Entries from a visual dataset
## begin
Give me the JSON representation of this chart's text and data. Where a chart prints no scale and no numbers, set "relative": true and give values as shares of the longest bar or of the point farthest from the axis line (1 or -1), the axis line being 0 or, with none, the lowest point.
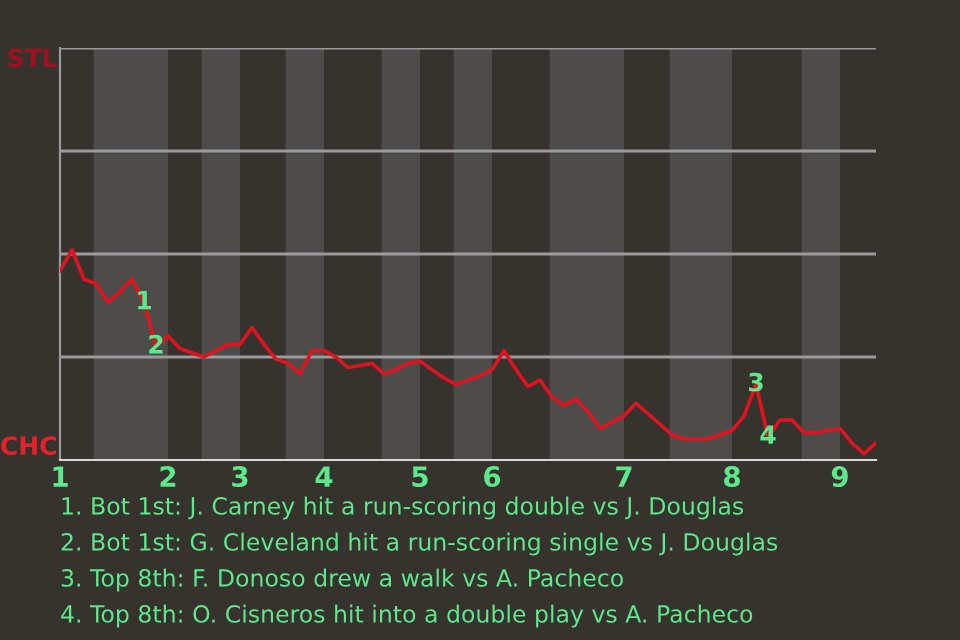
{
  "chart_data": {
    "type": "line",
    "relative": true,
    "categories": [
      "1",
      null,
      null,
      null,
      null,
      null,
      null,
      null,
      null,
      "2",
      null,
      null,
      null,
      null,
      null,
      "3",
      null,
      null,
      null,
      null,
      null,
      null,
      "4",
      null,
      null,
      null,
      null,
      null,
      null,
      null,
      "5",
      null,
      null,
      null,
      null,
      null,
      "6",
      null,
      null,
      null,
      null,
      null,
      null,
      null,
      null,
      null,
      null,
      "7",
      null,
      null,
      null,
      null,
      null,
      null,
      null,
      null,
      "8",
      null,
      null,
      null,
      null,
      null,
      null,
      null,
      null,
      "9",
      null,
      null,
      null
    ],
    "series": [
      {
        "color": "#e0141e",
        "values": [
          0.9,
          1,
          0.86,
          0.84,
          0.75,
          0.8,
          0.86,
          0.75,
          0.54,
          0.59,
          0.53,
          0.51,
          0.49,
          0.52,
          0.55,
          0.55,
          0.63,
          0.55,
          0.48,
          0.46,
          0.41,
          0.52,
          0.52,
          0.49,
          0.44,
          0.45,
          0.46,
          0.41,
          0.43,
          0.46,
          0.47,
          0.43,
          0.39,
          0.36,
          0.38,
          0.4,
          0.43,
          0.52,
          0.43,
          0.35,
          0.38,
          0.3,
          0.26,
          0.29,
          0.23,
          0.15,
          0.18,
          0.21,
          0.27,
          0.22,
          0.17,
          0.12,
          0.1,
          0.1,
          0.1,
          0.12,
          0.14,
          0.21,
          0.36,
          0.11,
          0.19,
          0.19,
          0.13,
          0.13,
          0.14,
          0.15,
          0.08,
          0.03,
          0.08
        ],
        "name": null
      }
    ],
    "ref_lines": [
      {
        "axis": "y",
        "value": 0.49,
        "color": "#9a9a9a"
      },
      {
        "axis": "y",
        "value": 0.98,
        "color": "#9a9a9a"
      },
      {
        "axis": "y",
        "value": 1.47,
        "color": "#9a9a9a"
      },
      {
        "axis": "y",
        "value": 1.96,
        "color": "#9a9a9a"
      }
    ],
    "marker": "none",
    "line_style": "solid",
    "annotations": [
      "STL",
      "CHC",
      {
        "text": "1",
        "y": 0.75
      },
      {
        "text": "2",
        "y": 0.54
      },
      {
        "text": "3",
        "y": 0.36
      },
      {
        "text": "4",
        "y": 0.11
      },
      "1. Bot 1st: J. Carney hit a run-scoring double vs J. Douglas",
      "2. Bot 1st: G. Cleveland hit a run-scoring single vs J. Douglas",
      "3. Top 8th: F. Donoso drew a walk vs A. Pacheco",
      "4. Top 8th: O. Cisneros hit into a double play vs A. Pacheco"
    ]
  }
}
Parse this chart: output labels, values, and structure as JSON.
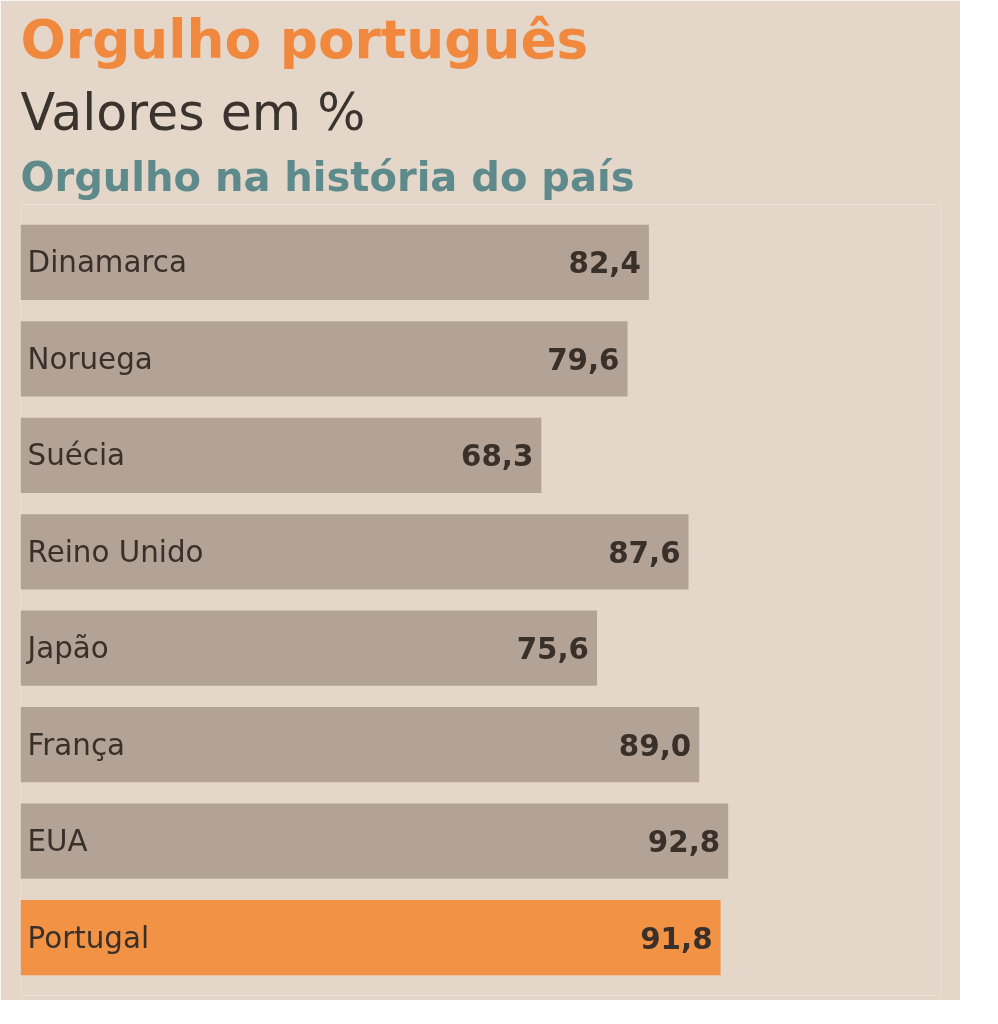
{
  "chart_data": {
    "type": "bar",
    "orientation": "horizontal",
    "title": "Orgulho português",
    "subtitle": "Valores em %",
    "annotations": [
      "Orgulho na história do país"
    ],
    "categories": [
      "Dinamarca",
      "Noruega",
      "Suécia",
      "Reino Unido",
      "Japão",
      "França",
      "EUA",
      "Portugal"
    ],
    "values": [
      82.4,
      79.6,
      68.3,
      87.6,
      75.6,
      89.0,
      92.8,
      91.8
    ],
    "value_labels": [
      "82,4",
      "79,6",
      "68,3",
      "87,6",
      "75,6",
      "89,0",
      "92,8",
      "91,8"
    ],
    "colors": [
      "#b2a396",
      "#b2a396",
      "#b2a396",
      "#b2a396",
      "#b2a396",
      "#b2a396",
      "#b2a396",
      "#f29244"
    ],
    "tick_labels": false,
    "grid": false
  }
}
## end
▶ _Description of the task_:
Restate each entry word for word, leaving out any pictures.

▶ _The output_:
Give me the JSON representation of this chart's text and data. Where a chart prints no scale and no numbers, set "relative": true and give values as shares of the longest bar or of the point farthest from the axis line (1 or -1), the axis line being 0 or, with none, the lowest point.
{
  "chart_data": {
    "type": "line",
    "relative": true,
    "categories": [
      "1",
      null,
      null,
      null,
      null,
      null,
      null,
      null,
      null,
      "2",
      null,
      null,
      null,
      null,
      null,
      "3",
      null,
      null,
      null,
      null,
      null,
      null,
      "4",
      null,
      null,
      null,
      null,
      null,
      null,
      null,
      "5",
      null,
      null,
      null,
      null,
      null,
      "6",
      null,
      null,
      null,
      null,
      null,
      null,
      null,
      null,
      null,
      null,
      "7",
      null,
      null,
      null,
      null,
      null,
      null,
      null,
      null,
      "8",
      null,
      null,
      null,
      null,
      null,
      null,
      null,
      null,
      "9",
      null,
      null,
      null
    ],
    "series": [
      {
        "color": "#e0141e",
        "values": [
          0.9,
          1,
          0.86,
          0.84,
          0.75,
          0.8,
          0.86,
          0.75,
          0.54,
          0.59,
          0.53,
          0.51,
          0.49,
          0.52,
          0.55,
          0.55,
          0.63,
          0.55,
          0.48,
          0.46,
          0.41,
          0.52,
          0.52,
          0.49,
          0.44,
          0.45,
          0.46,
          0.41,
          0.43,
          0.46,
          0.47,
          0.43,
          0.39,
          0.36,
          0.38,
          0.4,
          0.43,
          0.52,
          0.43,
          0.35,
          0.38,
          0.3,
          0.26,
          0.29,
          0.23,
          0.15,
          0.18,
          0.21,
          0.27,
          0.22,
          0.17,
          0.12,
          0.1,
          0.1,
          0.1,
          0.12,
          0.14,
          0.21,
          0.36,
          0.11,
          0.19,
          0.19,
          0.13,
          0.13,
          0.14,
          0.15,
          0.08,
          0.03,
          0.08
        ],
        "name": null
      }
    ],
    "ref_lines": [
      {
        "axis": "y",
        "value": 0.49,
        "color": "#9a9a9a"
      },
      {
        "axis": "y",
        "value": 0.98,
        "color": "#9a9a9a"
      },
      {
        "axis": "y",
        "value": 1.47,
        "color": "#9a9a9a"
      },
      {
        "axis": "y",
        "value": 1.96,
        "color": "#9a9a9a"
      }
    ],
    "marker": "none",
    "line_style": "solid",
    "annotations": [
      "STL",
      "CHC",
      {
        "text": "1",
        "y": 0.75
      },
      {
        "text": "2",
        "y": 0.54
      },
      {
        "text": "3",
        "y": 0.36
      },
      {
        "text": "4",
        "y": 0.11
      },
      "1. Bot 1st: J. Carney hit a run-scoring double vs J. Douglas",
      "2. Bot 1st: G. Cleveland hit a run-scoring single vs J. Douglas",
      "3. Top 8th: F. Donoso drew a walk vs A. Pacheco",
      "4. Top 8th: O. Cisneros hit into a double play vs A. Pacheco"
    ]
  }
}
Parse this chart: output labels, values, and structure as JSON.
{
  "chart_data": {
    "type": "bar",
    "orientation": "horizontal",
    "title": "Orgulho português",
    "subtitle": "Valores em %",
    "annotations": [
      "Orgulho na história do país"
    ],
    "categories": [
      "Dinamarca",
      "Noruega",
      "Suécia",
      "Reino Unido",
      "Japão",
      "França",
      "EUA",
      "Portugal"
    ],
    "values": [
      82.4,
      79.6,
      68.3,
      87.6,
      75.6,
      89.0,
      92.8,
      91.8
    ],
    "value_labels": [
      "82,4",
      "79,6",
      "68,3",
      "87,6",
      "75,6",
      "89,0",
      "92,8",
      "91,8"
    ],
    "colors": [
      "#b2a396",
      "#b2a396",
      "#b2a396",
      "#b2a396",
      "#b2a396",
      "#b2a396",
      "#b2a396",
      "#f29244"
    ],
    "tick_labels": false,
    "grid": false
  }
}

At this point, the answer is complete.